## [EXERCISE DETAILS]
List every geographic place named in the essay about the years stamped on coins.
--- DOCUMENT ---
AD SENSE

Ash Wednesday

Nowadays the cost of a dinner and a movie keeps going up, and a vacation can be especially expensive, but if I really want to go somewhere I just take the change out of my pocket and lay it on the desk. It's like a time machine. Each coin has a year stamped on it, and just thinking about the year helps me travel back in my memory.  


1979 is the year my first son was born and the year I started in ministry. 1981 and 1983 are the years my daughter and second son were born. 1988 is the last time the Dodgers won the pennant. 1990 was when I moved to Indiana from Los Angeles. 1994 and 2004 were the years I turned forty and fifty. 2002 was when I moved to Pennsylvania. And it's getting harder to find, but any coin with 1954 is my birth year.
--- DATASET ROWS ---
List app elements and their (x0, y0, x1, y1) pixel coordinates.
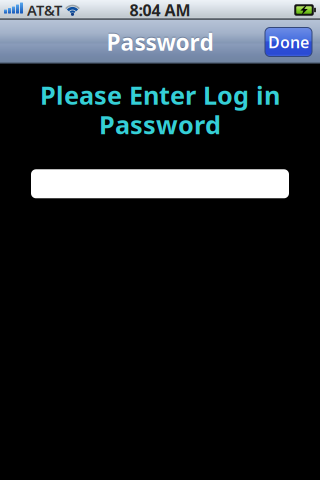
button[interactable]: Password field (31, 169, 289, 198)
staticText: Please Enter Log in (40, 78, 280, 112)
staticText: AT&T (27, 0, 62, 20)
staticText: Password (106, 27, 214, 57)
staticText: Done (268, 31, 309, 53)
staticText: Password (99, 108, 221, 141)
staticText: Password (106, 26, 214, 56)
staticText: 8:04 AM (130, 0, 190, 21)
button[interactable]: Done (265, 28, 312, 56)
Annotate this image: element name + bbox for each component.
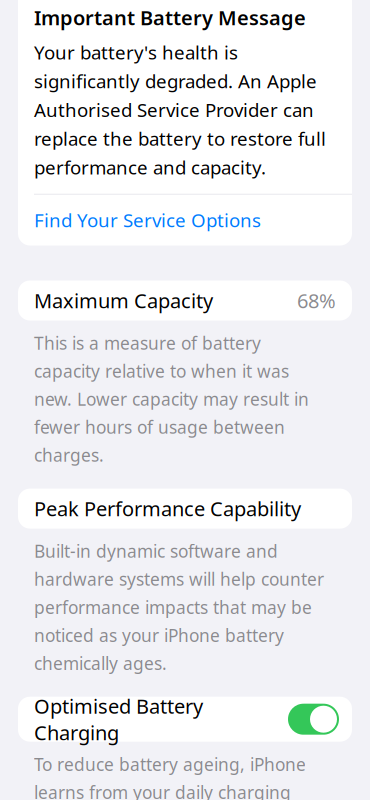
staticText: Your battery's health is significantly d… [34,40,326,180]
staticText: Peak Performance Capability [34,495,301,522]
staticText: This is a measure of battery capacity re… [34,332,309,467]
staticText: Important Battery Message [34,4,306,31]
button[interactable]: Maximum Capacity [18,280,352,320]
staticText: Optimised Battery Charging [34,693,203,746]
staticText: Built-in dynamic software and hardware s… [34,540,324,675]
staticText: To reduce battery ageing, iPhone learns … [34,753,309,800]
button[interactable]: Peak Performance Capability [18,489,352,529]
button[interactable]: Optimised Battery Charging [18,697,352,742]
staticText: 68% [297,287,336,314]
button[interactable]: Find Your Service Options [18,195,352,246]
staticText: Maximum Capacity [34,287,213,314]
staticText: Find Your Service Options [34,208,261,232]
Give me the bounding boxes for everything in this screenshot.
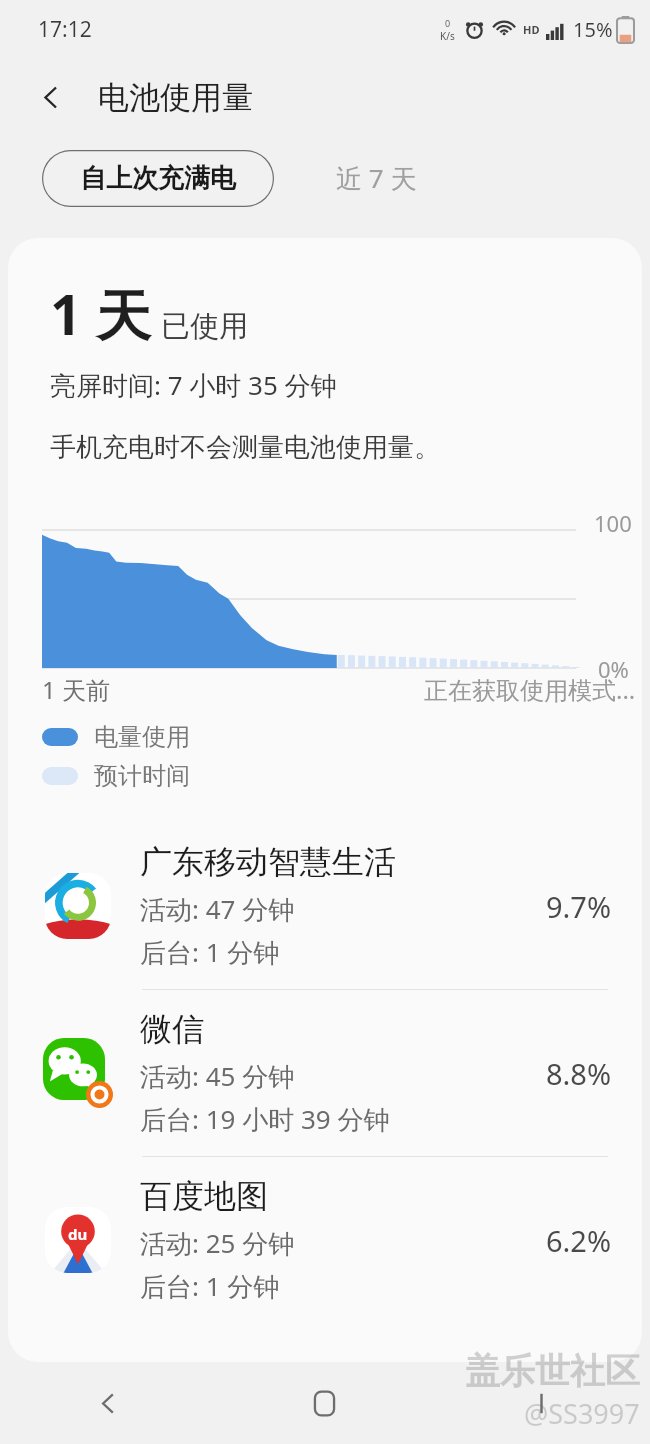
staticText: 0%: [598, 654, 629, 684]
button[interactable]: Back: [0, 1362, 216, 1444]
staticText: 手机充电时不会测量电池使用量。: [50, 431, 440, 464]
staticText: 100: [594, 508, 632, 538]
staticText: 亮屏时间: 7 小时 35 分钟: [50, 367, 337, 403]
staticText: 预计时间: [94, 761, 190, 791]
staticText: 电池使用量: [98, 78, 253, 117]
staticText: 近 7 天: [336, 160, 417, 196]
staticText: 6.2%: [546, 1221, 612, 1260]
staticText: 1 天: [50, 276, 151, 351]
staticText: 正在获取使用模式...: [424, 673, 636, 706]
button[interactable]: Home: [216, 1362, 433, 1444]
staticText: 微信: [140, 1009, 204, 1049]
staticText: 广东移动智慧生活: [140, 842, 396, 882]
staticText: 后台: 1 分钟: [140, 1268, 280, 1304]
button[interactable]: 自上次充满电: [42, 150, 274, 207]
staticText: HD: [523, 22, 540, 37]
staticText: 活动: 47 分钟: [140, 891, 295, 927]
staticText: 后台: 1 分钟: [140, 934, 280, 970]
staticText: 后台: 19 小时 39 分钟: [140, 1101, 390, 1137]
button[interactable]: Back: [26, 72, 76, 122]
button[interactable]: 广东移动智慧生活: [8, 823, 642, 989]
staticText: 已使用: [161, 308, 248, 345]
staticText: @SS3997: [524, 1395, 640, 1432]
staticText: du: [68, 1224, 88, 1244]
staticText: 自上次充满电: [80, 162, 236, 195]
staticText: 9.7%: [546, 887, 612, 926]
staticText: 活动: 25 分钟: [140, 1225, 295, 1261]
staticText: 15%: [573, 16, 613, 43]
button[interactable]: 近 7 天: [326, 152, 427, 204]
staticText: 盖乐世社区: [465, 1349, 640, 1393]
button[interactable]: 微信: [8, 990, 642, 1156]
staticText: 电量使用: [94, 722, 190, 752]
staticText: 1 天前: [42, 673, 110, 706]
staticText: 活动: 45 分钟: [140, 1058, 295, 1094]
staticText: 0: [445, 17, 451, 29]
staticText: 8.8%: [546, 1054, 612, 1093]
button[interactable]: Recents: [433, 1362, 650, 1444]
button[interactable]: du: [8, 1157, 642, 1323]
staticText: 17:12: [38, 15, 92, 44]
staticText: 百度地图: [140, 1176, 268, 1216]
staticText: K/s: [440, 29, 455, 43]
---
## [WORKED ANSWER]
Indiana, Los Angeles, Pennsylvania